--- Begin ---

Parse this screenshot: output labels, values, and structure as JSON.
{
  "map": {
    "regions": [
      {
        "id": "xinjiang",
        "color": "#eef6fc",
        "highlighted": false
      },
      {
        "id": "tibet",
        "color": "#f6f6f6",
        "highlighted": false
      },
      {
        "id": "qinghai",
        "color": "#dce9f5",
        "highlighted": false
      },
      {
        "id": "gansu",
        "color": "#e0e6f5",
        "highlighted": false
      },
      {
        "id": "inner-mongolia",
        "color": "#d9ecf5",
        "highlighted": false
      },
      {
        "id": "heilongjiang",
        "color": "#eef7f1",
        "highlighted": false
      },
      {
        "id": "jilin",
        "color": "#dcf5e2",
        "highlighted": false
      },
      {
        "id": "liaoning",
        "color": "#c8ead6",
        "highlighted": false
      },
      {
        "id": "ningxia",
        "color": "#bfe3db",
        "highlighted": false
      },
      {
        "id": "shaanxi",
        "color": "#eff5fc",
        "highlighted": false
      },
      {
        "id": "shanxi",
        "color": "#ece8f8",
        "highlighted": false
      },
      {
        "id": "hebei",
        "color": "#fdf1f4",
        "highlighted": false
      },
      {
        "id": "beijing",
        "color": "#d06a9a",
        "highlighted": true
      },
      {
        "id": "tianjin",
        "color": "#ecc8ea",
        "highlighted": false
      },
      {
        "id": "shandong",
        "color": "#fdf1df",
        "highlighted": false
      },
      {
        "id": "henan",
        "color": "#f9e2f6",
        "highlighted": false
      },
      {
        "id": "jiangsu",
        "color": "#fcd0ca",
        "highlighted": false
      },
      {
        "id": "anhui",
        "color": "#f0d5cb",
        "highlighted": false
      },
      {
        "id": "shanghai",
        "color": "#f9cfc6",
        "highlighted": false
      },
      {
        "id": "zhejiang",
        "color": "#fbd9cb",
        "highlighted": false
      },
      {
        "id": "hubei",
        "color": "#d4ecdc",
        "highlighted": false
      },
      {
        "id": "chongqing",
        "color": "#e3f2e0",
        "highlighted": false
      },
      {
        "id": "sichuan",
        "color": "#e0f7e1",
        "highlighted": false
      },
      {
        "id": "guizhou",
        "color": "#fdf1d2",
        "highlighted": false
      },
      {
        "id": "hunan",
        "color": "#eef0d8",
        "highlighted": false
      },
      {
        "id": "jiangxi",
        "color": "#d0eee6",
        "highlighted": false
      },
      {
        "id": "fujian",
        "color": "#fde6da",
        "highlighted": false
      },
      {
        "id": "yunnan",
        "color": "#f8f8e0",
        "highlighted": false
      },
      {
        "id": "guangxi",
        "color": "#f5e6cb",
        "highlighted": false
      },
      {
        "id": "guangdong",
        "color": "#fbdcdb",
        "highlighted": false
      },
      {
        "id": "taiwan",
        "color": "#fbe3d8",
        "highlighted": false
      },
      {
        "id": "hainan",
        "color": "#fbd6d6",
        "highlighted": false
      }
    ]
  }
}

--- End ---

Required task: Reproduce the data shown above exactly.

The result:
Parse this screenshot: output labels, values, and structure as JSON.
{
  "map": {
    "regions": [
      {
        "id": "xinjiang",
        "color": "#eef6fc",
        "highlighted": false
      },
      {
        "id": "tibet",
        "color": "#f6f6f6",
        "highlighted": false
      },
      {
        "id": "qinghai",
        "color": "#dce9f5",
        "highlighted": false
      },
      {
        "id": "gansu",
        "color": "#e0e6f5",
        "highlighted": false
      },
      {
        "id": "inner-mongolia",
        "color": "#d9ecf5",
        "highlighted": false
      },
      {
        "id": "heilongjiang",
        "color": "#eef7f1",
        "highlighted": false
      },
      {
        "id": "jilin",
        "color": "#dcf5e2",
        "highlighted": false
      },
      {
        "id": "liaoning",
        "color": "#c8ead6",
        "highlighted": false
      },
      {
        "id": "ningxia",
        "color": "#bfe3db",
        "highlighted": false
      },
      {
        "id": "shaanxi",
        "color": "#eff5fc",
        "highlighted": false
      },
      {
        "id": "shanxi",
        "color": "#ece8f8",
        "highlighted": false
      },
      {
        "id": "hebei",
        "color": "#fdf1f4",
        "highlighted": false
      },
      {
        "id": "beijing",
        "color": "#d06a9a",
        "highlighted": true
      },
      {
        "id": "tianjin",
        "color": "#ecc8ea",
        "highlighted": false
      },
      {
        "id": "shandong",
        "color": "#fdf1df",
        "highlighted": false
      },
      {
        "id": "henan",
        "color": "#f9e2f6",
        "highlighted": false
      },
      {
        "id": "jiangsu",
        "color": "#fcd0ca",
        "highlighted": false
      },
      {
        "id": "anhui",
        "color": "#f0d5cb",
        "highlighted": false
      },
      {
        "id": "shanghai",
        "color": "#f9cfc6",
        "highlighted": false
      },
      {
        "id": "zhejiang",
        "color": "#fbd9cb",
        "highlighted": false
      },
      {
        "id": "hubei",
        "color": "#d4ecdc",
        "highlighted": false
      },
      {
        "id": "chongqing",
        "color": "#e3f2e0",
        "highlighted": false
      },
      {
        "id": "sichuan",
        "color": "#e0f7e1",
        "highlighted": false
      },
      {
        "id": "guizhou",
        "color": "#fdf1d2",
        "highlighted": false
      },
      {
        "id": "hunan",
        "color": "#eef0d8",
        "highlighted": false
      },
      {
        "id": "jiangxi",
        "color": "#d0eee6",
        "highlighted": false
      },
      {
        "id": "fujian",
        "color": "#fde6da",
        "highlighted": false
      },
      {
        "id": "yunnan",
        "color": "#f8f8e0",
        "highlighted": false
      },
      {
        "id": "guangxi",
        "color": "#f5e6cb",
        "highlighted": false
      },
      {
        "id": "guangdong",
        "color": "#fbdcdb",
        "highlighted": false
      },
      {
        "id": "taiwan",
        "color": "#fbe3d8",
        "highlighted": false
      },
      {
        "id": "hainan",
        "color": "#fbd6d6",
        "highlighted": false
      }
    ]
  }
}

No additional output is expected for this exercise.